- TASK BRIEF -
Give nothing except the number of lines containing the word "name".

** BEGIN DATASET EXTRACT **

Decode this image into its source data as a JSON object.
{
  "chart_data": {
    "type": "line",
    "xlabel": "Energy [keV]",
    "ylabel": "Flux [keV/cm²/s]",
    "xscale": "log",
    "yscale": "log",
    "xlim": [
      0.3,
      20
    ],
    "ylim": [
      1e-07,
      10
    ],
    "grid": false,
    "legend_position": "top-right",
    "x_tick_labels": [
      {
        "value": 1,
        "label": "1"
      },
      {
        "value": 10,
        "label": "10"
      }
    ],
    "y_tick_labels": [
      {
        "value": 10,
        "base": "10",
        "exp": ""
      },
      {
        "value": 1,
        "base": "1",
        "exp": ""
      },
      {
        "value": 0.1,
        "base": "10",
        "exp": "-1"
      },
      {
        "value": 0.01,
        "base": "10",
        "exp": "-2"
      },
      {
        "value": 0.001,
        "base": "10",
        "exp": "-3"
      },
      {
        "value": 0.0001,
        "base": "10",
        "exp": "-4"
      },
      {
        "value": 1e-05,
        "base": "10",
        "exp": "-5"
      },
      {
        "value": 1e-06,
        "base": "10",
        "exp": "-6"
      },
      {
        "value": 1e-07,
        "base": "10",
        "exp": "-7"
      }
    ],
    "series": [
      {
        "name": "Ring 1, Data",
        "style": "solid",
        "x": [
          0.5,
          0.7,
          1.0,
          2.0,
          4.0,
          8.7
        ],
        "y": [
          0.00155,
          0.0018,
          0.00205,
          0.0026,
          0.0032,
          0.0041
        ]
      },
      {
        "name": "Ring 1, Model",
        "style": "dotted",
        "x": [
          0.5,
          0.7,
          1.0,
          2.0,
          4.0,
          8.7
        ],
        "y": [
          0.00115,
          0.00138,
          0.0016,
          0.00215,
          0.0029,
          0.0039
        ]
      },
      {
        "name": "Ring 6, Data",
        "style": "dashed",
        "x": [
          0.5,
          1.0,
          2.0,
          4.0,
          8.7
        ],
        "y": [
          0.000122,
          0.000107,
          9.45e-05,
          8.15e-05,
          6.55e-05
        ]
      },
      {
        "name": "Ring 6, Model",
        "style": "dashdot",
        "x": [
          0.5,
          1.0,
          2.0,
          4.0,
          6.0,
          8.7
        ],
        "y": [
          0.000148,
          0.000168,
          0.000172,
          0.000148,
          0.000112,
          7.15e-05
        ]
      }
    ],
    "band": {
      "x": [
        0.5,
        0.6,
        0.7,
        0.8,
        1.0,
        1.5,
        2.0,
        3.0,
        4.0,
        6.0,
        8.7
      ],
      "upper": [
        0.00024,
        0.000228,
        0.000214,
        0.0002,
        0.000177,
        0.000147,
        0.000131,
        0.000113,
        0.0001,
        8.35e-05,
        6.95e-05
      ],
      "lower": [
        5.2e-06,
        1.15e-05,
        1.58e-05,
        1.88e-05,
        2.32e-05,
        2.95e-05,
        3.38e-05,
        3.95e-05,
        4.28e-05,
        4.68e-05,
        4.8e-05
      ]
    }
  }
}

** END DATASET EXTRACT **

- FINAL RESULT -
4